WORK REQUIRED => Each line that holds the word "United" is to be identified and copied.

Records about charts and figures
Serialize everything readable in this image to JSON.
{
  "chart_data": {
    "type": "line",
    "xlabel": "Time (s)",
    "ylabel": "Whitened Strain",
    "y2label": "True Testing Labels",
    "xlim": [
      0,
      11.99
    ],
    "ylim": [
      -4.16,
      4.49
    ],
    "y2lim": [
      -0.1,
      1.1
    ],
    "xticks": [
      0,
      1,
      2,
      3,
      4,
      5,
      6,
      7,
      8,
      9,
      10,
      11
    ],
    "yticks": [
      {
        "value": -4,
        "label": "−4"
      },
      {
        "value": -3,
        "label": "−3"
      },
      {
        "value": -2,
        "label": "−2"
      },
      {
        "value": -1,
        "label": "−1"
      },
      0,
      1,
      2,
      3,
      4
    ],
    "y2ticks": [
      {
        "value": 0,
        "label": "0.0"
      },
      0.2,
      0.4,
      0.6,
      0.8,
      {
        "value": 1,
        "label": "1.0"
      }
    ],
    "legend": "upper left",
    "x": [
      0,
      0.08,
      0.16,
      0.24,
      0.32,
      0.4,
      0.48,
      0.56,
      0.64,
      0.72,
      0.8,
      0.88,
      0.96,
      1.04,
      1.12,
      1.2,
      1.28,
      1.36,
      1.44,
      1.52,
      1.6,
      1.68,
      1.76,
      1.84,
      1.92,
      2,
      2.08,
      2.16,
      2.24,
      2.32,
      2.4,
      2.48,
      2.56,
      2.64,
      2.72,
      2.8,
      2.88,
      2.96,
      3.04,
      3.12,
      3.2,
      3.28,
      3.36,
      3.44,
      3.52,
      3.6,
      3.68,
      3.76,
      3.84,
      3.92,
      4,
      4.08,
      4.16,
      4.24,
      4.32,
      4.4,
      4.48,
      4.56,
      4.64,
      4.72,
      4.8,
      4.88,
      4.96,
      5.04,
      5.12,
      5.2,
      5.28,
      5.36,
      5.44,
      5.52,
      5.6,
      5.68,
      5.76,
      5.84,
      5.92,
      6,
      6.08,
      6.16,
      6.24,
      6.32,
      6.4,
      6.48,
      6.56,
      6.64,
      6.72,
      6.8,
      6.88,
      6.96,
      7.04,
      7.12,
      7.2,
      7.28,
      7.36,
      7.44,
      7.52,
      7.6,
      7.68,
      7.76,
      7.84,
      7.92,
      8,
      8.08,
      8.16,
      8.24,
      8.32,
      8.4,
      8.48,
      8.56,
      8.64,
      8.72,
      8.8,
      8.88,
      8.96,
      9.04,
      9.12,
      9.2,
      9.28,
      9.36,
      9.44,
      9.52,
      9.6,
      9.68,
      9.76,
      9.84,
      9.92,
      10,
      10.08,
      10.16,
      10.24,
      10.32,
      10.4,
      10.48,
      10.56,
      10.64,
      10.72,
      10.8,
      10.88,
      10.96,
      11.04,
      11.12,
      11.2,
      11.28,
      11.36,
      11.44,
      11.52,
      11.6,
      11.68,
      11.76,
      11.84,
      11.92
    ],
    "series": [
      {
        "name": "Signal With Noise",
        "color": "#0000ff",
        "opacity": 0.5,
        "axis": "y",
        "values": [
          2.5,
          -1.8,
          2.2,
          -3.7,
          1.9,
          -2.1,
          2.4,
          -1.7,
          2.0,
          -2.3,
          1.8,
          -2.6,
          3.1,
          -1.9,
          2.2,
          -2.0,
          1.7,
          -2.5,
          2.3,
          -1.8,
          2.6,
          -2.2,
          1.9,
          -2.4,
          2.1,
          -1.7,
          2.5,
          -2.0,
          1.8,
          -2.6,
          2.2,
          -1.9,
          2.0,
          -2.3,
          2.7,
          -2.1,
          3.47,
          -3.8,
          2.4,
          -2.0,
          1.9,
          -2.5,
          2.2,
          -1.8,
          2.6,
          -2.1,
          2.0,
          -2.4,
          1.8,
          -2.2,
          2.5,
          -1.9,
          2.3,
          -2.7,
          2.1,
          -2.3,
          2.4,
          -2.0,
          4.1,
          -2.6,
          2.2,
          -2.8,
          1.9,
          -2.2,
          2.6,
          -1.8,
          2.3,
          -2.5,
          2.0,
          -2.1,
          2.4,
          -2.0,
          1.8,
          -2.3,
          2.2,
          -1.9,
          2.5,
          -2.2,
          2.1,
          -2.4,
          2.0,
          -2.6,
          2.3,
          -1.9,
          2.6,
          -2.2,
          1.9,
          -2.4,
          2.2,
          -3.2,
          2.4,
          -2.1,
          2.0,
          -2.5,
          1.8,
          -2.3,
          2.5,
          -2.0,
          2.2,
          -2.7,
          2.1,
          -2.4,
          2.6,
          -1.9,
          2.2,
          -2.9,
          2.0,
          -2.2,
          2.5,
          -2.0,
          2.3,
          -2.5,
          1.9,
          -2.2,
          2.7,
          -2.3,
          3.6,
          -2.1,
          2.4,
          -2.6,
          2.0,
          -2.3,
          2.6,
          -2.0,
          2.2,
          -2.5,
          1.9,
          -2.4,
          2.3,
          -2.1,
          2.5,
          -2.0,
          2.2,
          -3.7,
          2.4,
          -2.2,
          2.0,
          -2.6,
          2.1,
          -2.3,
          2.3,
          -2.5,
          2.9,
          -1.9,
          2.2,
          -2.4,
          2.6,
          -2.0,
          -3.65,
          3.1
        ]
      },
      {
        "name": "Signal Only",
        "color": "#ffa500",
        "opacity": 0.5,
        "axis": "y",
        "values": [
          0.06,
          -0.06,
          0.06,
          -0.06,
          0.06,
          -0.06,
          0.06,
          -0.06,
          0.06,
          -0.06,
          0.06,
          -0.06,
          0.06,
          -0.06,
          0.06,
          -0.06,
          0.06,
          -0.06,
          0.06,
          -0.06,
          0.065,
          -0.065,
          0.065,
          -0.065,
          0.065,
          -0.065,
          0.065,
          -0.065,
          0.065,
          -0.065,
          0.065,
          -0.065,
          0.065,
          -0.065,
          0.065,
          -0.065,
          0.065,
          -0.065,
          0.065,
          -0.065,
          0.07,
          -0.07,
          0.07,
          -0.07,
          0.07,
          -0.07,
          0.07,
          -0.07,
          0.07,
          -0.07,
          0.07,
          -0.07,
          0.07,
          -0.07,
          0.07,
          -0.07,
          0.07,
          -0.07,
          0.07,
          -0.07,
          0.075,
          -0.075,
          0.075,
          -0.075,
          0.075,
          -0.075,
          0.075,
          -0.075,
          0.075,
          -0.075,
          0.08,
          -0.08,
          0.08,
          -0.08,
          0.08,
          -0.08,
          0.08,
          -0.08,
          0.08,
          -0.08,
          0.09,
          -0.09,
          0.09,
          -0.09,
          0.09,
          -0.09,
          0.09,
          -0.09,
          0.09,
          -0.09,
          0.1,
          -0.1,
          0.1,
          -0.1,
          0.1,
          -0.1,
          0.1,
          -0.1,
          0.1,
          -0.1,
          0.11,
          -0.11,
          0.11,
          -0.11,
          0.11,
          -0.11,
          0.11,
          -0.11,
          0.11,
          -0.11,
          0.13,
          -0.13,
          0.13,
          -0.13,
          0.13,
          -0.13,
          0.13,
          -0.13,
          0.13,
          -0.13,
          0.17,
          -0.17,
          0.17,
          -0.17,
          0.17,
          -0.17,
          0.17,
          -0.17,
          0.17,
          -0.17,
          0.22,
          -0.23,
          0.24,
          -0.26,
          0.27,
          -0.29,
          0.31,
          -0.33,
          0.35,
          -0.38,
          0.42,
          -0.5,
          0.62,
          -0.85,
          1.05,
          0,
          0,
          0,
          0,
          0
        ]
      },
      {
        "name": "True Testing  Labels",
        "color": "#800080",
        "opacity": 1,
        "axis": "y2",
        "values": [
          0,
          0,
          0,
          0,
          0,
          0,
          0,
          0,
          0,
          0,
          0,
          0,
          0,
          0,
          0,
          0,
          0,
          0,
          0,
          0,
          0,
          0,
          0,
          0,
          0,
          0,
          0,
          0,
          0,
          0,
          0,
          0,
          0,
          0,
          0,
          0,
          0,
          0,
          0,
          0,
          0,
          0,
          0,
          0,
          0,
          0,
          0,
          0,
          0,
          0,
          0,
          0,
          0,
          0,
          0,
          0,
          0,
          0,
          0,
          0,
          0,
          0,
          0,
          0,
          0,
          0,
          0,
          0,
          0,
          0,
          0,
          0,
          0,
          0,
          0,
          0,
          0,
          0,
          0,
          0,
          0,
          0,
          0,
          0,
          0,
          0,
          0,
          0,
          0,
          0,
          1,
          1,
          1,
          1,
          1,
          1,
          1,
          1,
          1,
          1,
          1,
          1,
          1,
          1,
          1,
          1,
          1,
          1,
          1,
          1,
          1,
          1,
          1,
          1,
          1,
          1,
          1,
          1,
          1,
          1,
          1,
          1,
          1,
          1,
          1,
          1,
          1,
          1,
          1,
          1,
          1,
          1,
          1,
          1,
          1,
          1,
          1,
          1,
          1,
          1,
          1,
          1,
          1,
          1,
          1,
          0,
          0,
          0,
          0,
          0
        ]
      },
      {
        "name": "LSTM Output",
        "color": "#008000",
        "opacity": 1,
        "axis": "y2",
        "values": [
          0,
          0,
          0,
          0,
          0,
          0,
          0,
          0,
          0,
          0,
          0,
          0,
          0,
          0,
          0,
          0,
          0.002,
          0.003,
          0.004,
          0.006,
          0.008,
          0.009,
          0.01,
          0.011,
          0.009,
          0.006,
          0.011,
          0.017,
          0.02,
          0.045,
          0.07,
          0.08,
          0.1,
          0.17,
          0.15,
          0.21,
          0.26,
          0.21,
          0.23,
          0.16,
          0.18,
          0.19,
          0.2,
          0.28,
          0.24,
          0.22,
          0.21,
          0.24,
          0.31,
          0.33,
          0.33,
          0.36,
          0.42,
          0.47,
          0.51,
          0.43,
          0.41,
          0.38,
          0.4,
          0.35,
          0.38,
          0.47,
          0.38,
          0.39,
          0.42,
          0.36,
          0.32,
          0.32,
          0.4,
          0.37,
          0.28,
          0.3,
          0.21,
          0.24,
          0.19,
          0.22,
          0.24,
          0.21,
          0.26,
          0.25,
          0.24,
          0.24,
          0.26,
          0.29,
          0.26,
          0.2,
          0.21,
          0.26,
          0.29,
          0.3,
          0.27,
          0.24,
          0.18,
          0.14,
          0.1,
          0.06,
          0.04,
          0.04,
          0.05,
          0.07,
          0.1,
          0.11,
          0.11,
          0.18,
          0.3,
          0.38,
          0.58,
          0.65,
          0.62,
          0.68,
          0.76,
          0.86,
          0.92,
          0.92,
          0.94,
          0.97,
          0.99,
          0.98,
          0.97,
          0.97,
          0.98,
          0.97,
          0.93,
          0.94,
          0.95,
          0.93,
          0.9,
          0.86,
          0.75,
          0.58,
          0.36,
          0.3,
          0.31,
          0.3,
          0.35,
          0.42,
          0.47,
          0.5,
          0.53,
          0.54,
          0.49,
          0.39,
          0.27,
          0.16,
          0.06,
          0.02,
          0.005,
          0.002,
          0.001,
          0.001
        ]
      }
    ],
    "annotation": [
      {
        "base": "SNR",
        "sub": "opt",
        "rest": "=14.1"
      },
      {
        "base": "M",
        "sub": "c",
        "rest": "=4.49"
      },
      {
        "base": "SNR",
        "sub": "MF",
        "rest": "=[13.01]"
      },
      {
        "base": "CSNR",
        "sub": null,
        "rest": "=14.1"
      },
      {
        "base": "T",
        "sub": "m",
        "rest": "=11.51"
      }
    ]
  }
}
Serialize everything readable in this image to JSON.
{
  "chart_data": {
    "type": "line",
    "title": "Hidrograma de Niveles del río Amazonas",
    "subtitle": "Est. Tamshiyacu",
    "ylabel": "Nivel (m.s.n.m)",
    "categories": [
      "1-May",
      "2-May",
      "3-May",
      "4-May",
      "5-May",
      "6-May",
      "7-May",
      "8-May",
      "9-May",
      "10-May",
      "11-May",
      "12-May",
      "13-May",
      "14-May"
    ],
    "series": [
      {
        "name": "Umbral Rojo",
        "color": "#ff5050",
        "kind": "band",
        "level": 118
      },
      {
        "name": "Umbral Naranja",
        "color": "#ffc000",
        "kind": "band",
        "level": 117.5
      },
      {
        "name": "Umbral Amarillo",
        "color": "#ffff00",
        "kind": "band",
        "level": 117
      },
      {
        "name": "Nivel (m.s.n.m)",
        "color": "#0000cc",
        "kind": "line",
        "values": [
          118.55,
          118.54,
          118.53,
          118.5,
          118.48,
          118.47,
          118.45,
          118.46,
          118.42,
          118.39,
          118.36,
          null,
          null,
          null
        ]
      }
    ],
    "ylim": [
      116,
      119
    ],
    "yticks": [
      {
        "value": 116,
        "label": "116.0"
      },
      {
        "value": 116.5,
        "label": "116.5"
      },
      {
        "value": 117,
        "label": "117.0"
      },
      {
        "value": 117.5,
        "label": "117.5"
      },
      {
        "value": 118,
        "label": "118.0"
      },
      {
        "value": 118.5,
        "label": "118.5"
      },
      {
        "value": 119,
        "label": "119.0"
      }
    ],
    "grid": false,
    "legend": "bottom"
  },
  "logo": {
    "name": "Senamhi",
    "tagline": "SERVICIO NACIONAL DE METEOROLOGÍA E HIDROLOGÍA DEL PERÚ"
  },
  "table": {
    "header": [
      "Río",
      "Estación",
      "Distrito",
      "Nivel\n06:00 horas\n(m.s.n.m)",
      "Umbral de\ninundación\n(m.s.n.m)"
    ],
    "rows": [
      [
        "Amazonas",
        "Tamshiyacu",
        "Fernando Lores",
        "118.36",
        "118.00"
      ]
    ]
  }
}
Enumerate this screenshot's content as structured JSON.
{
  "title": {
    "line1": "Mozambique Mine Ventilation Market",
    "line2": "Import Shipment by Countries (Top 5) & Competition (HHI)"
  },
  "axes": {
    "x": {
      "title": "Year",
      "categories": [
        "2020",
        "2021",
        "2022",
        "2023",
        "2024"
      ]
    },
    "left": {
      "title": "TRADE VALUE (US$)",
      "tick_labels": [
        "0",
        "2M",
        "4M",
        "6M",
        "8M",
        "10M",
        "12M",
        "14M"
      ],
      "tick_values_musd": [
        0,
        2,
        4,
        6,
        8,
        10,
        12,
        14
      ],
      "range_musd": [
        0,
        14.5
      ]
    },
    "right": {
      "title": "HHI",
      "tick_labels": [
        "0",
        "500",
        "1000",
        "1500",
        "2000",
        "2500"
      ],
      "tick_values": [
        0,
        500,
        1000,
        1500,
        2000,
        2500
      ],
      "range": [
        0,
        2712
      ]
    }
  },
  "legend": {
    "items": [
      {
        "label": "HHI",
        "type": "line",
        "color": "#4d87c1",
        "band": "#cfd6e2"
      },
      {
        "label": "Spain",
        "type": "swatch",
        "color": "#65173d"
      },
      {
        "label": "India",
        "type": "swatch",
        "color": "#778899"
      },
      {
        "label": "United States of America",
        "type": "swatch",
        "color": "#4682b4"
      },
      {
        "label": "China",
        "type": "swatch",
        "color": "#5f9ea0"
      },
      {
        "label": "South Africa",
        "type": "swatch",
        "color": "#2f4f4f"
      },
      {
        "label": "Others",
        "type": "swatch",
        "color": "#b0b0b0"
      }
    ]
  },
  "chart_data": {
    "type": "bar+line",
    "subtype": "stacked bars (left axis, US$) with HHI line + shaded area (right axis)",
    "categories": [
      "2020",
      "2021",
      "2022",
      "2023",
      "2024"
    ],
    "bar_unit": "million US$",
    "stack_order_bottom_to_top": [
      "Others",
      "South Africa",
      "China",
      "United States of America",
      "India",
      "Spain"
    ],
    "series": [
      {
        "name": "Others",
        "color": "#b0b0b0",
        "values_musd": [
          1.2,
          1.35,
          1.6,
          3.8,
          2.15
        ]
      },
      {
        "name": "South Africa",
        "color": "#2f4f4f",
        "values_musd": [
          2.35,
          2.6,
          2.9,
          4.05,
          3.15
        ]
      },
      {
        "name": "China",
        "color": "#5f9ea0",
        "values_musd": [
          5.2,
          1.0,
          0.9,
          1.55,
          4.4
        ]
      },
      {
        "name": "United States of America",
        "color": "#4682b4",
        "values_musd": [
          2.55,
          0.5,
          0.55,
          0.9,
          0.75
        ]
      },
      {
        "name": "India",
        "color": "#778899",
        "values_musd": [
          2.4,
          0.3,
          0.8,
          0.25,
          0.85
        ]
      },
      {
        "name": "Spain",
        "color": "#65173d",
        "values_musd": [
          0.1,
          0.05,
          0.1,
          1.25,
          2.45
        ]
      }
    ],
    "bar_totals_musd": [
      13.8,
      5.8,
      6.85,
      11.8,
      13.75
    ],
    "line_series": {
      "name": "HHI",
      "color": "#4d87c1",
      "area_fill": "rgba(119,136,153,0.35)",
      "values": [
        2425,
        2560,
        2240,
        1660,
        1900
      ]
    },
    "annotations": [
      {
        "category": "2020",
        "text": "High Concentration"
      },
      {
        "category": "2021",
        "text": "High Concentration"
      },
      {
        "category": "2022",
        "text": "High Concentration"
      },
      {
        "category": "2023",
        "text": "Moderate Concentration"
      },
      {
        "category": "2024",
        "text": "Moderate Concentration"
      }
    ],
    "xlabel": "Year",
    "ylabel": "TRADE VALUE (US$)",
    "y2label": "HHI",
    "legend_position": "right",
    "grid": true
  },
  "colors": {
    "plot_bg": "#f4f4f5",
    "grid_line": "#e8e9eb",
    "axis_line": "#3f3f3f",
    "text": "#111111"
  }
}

FULL RESPONSE =>
        "label": "United States of America",
      "United States of America",
        "name": "United States of America",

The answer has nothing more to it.